● **INSTRUCTIONS TO FOLLOW**
Please retype the portion of the patent text that begins at the words "AL AT BE BG" and stops after "(71)Applicant: NXP B.V.", keeping every word and mark unchanged.

● **SOURCE PASSAGE**
↓
AL AT BE BG CH CY CZ DE DK EE ES FI FR GB GR HR HU IE IS IT LI LT LU LV MC MK MT NL NO PL PT RO RS SE SI SK SM TR
Designated Extension States:
BA ME
Designated Validation States:
KH MA MD TN

(30)Priority: 26.01.2021 US 202117158857

(71)Applicant: NXP B.V.
5656 AG Eindhoven (NL)

(72)Inventors:
  • Zhang, Chenming
    5656 AG Eindhoven (NL)
  • Breems, Lucien Johannes
    5656 AG Eindhoven (NL)
  • Bajoria, Shagun
    5656 AG Eindhoven (NL)

(74)Representative: Schmütz, Christian Klaus Johannes 
NXP Semiconductors Germany GmbH Intellectual Property Group Troplowitzstraße 20
22529 Hamburg
22529 Hamburg (DE)

  


(54)TECHNIQUES FOR LINEARIZING DIGITAL-TO-ANALOG CONVERTERS IN SIGMA-DELTA ANALOG-TO-DIGITAL CONVERTERS


(57) The present disclosure relates generally to techniques for linearizing a digital-to-analog converter (DAC) in a continuous-time sigma-delta ADC. A sigma-delta ADC may be configured with a multibit quantizer for various applications. These applications may require wide-bandwidth high-resolution high-linearity power-efficient ADCs. In some embodiments, a mismatch of a multibit DAC might result in a bottleneck for achieving high linearity performance. Some linearization techniques may achieve high linearity performance. However, for a high-speed sigma-delta ADC, the DAC is configured to be part of a feedback loop. Existing linearization techniques often increase the delay in the feedback loop, which is not desired. Various aspects of the present disclosure provide improvement to linearization techniques by changing the references of the multibit quantizer. As a result, this reduces delay in the feedback loop of the sigma-delta modulator, which is beneficial for high-speed sigma-delta ADCs.
↑
● **RECORDED INFORMATION**
↓
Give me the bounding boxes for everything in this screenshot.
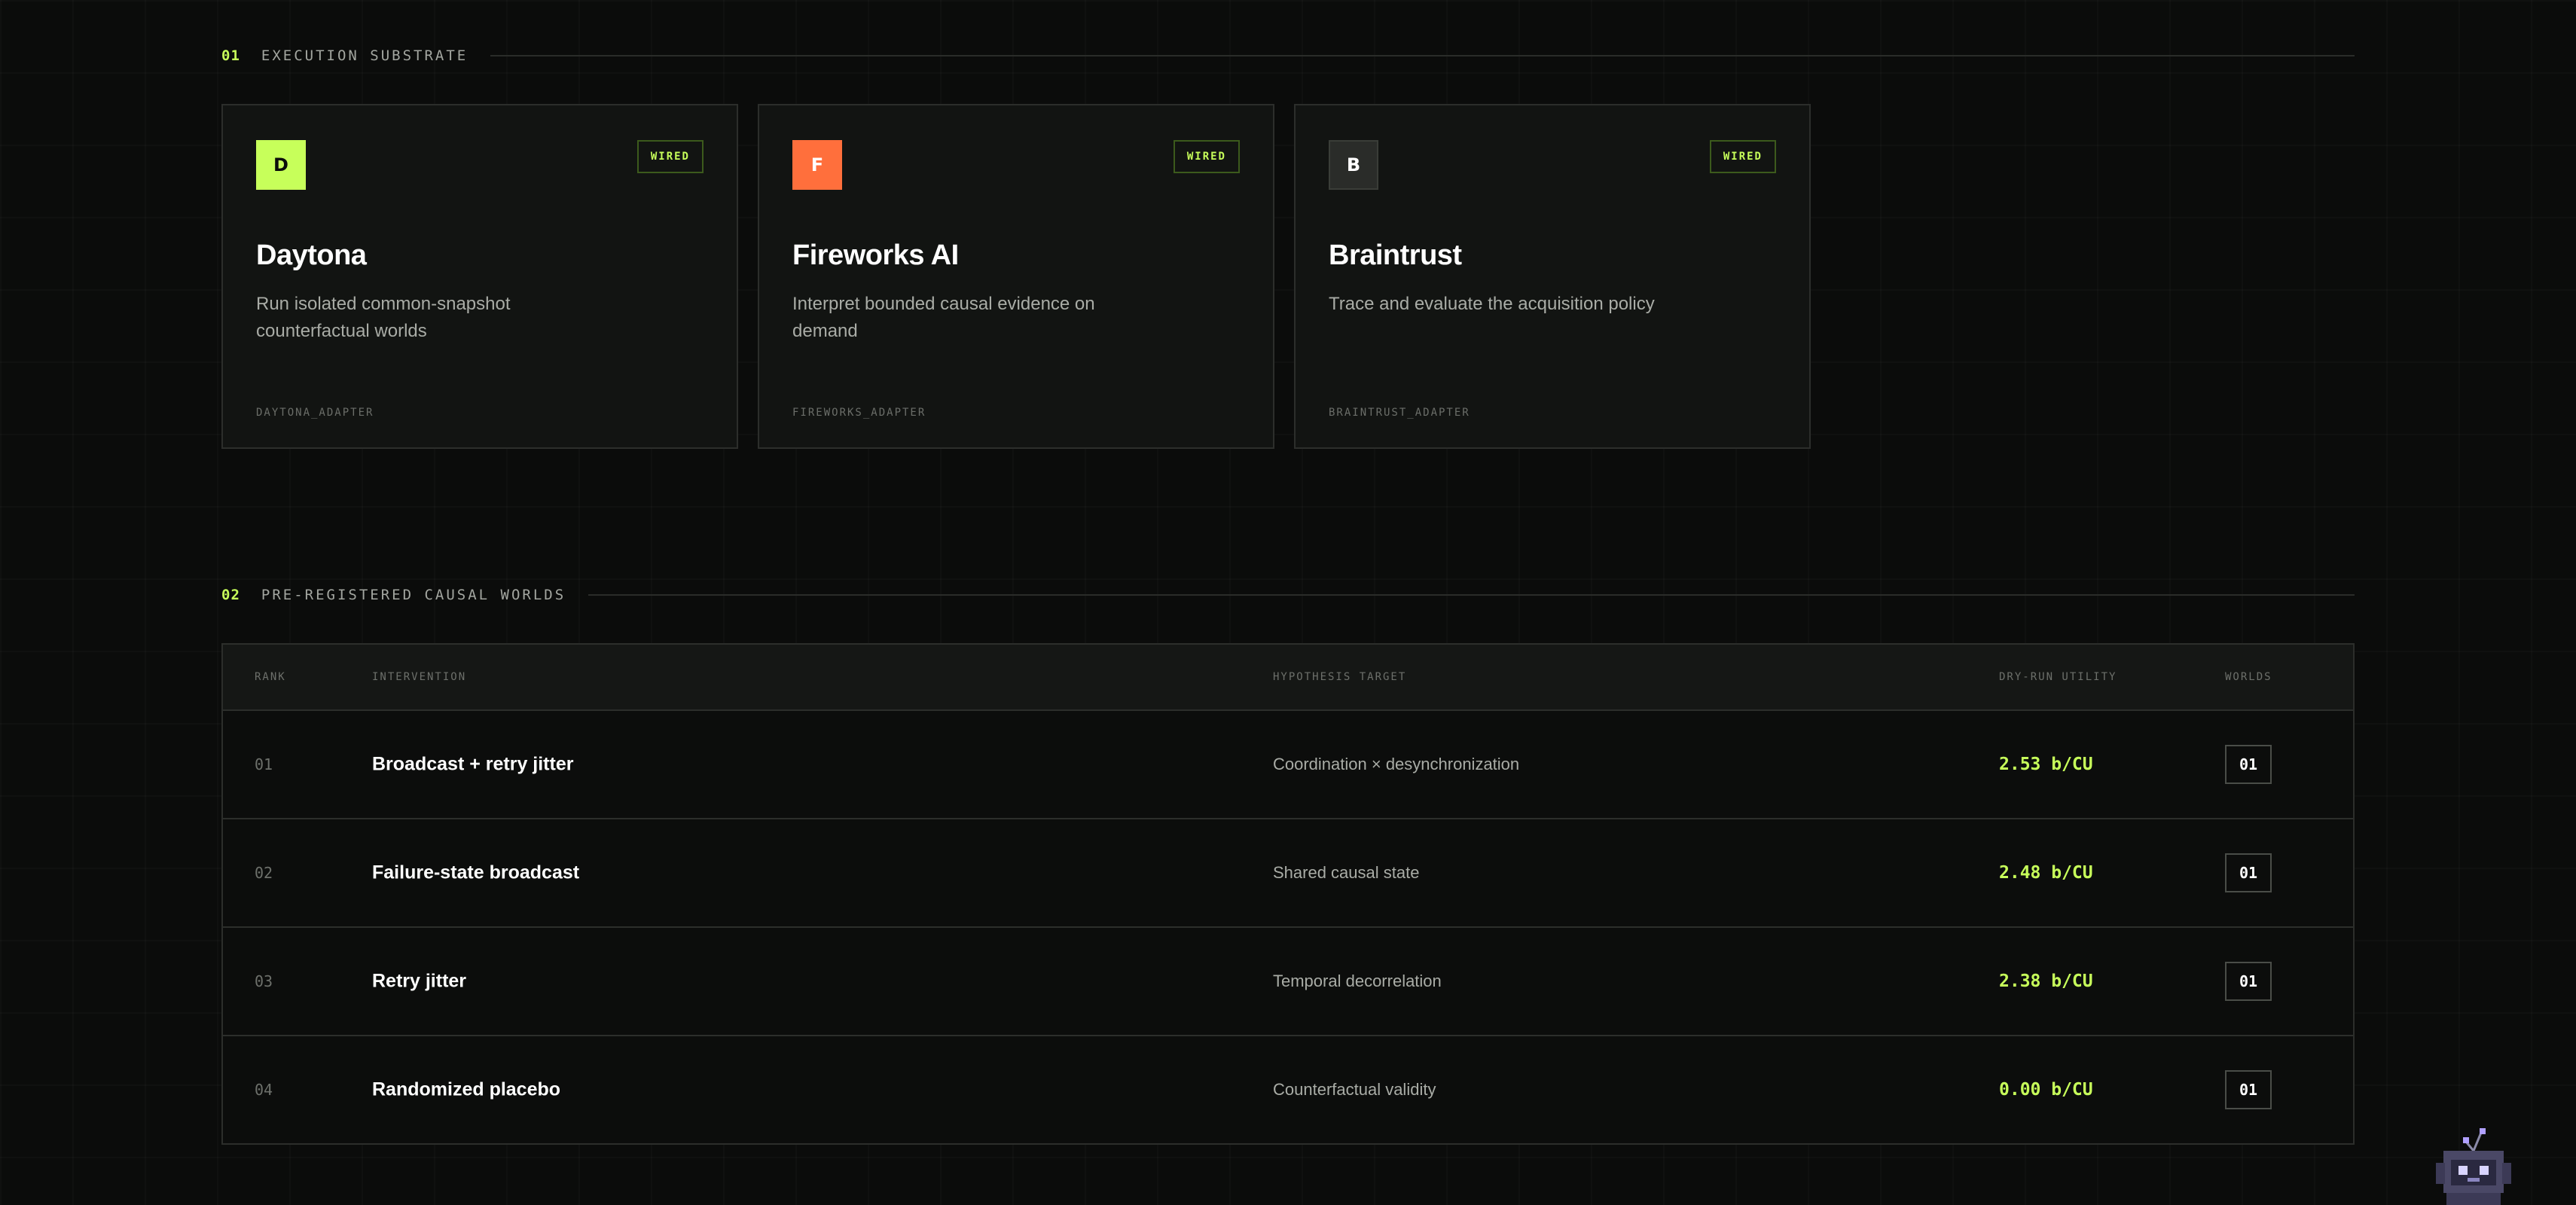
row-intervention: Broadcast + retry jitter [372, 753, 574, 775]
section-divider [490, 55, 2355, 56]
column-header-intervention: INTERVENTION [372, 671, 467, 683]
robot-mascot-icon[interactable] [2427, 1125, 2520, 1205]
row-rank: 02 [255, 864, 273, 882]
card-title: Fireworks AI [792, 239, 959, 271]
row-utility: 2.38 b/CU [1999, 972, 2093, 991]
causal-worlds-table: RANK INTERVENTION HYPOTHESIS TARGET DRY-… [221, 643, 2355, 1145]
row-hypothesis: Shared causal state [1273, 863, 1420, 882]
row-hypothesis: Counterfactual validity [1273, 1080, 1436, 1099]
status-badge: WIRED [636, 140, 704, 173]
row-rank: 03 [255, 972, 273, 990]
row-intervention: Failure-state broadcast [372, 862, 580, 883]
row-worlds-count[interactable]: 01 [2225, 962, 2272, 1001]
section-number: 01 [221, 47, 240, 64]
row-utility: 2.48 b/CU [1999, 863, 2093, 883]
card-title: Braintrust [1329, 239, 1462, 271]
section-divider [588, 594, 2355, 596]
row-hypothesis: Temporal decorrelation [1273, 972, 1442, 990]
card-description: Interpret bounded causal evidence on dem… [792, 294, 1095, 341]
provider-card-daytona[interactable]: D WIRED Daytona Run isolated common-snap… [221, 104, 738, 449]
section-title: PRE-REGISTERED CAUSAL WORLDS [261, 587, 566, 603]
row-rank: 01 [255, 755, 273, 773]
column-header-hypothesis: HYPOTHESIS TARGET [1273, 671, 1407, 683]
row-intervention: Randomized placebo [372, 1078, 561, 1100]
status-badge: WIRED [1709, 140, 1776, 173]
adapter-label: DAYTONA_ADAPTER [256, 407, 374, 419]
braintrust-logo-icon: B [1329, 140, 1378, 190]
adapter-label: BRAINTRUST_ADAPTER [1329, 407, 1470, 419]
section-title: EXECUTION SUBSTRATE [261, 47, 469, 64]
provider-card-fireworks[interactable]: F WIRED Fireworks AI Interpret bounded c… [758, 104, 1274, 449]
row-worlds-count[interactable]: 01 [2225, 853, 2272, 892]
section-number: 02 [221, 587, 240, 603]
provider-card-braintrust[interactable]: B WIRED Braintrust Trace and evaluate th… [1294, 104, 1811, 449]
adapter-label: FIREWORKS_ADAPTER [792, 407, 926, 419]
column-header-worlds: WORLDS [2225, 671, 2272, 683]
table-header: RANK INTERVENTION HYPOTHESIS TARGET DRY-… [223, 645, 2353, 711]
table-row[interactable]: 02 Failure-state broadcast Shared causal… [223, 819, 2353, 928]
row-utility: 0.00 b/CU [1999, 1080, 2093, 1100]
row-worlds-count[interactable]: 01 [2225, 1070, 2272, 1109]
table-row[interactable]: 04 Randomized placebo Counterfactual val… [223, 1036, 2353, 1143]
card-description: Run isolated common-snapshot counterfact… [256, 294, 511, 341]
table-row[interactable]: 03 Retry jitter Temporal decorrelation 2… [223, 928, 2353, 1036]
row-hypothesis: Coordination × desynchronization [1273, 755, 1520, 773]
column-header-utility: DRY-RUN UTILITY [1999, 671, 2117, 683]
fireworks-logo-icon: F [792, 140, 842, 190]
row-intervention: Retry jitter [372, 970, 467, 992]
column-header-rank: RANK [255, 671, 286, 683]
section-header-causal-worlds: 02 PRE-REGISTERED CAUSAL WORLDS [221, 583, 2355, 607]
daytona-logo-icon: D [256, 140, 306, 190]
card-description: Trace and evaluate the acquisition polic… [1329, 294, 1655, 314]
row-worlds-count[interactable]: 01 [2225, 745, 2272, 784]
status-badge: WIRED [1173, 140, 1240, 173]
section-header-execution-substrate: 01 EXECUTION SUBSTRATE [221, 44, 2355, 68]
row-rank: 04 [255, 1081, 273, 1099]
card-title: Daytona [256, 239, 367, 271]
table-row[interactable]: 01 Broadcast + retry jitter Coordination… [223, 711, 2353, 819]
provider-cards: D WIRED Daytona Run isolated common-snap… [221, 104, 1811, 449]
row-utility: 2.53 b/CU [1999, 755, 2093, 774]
↑
● **WRITTEN SOLUTION**
AL AT BE BG CH CY CZ DE DK EE ES FI FR GB GR HR HU IE IS IT LI LT LU LV MC MK MT NL NO PL PT RO RS SE SI SK SM TR
Designated Extension States:
BA ME
Designated Validation States:
KH MA MD TN

(30)Priority: 26.01.2021 US 202117158857

(71)Applicant: NXP B.V.